◆ **Datos proporcionados**
══════════════════════════════
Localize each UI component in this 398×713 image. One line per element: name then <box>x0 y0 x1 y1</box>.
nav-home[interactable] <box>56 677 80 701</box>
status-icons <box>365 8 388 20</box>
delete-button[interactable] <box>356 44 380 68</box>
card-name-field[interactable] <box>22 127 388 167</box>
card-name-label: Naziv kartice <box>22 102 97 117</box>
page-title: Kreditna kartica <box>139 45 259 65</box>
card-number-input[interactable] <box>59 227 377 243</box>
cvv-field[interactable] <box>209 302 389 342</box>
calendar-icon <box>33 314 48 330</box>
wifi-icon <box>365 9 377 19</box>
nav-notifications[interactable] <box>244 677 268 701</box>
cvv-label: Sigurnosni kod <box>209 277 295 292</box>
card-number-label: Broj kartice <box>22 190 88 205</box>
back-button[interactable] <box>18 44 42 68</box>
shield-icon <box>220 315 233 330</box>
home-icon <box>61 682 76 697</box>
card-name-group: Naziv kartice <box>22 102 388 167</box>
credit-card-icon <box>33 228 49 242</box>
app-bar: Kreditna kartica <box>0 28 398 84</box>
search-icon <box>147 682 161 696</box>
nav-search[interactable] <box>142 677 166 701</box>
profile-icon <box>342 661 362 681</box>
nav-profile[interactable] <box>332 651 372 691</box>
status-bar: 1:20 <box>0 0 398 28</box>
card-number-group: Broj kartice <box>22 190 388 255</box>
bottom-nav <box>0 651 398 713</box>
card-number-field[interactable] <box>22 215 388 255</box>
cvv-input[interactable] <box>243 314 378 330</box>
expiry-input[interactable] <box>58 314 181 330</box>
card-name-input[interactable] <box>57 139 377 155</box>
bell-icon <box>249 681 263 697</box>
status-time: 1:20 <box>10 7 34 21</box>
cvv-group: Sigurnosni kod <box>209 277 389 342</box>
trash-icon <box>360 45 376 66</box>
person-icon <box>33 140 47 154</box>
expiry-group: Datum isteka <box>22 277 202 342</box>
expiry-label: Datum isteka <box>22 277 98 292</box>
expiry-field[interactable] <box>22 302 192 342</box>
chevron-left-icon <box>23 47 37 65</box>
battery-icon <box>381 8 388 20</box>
══════════════════════════════
◆ **Tarea requerida**
Copia de nuevo todas las filas, una por línea y sin alterar ni un carácter.

◆ **Respuesta al ejercicio**
Localize each UI component in this 398×713 image. One line per element: name then <box>x0 y0 x1 y1</box>.
nav-home[interactable] <box>56 677 80 701</box>
status-icons <box>365 8 388 20</box>
delete-button[interactable] <box>356 44 380 68</box>
card-name-field[interactable] <box>22 127 388 167</box>
card-name-label: Naziv kartice <box>22 102 97 117</box>
page-title: Kreditna kartica <box>139 45 259 65</box>
card-number-input[interactable] <box>59 227 377 243</box>
cvv-field[interactable] <box>209 302 389 342</box>
calendar-icon <box>33 314 48 330</box>
wifi-icon <box>365 9 377 19</box>
nav-notifications[interactable] <box>244 677 268 701</box>
cvv-label: Sigurnosni kod <box>209 277 295 292</box>
card-number-label: Broj kartice <box>22 190 88 205</box>
back-button[interactable] <box>18 44 42 68</box>
shield-icon <box>220 315 233 330</box>
home-icon <box>61 682 76 697</box>
card-name-group: Naziv kartice <box>22 102 388 167</box>
credit-card-icon <box>33 228 49 242</box>
app-bar: Kreditna kartica <box>0 28 398 84</box>
search-icon <box>147 682 161 696</box>
nav-search[interactable] <box>142 677 166 701</box>
profile-icon <box>342 661 362 681</box>
nav-profile[interactable] <box>332 651 372 691</box>
status-bar: 1:20 <box>0 0 398 28</box>
card-number-group: Broj kartice <box>22 190 388 255</box>
bottom-nav <box>0 651 398 713</box>
card-number-field[interactable] <box>22 215 388 255</box>
cvv-input[interactable] <box>243 314 378 330</box>
expiry-input[interactable] <box>58 314 181 330</box>
card-name-input[interactable] <box>57 139 377 155</box>
bell-icon <box>249 681 263 697</box>
status-time: 1:20 <box>10 7 34 21</box>
cvv-group: Sigurnosni kod <box>209 277 389 342</box>
trash-icon <box>360 45 376 66</box>
person-icon <box>33 140 47 154</box>
expiry-group: Datum isteka <box>22 277 202 342</box>
expiry-label: Datum isteka <box>22 277 98 292</box>
expiry-field[interactable] <box>22 302 192 342</box>
chevron-left-icon <box>23 47 37 65</box>
battery-icon <box>381 8 388 20</box>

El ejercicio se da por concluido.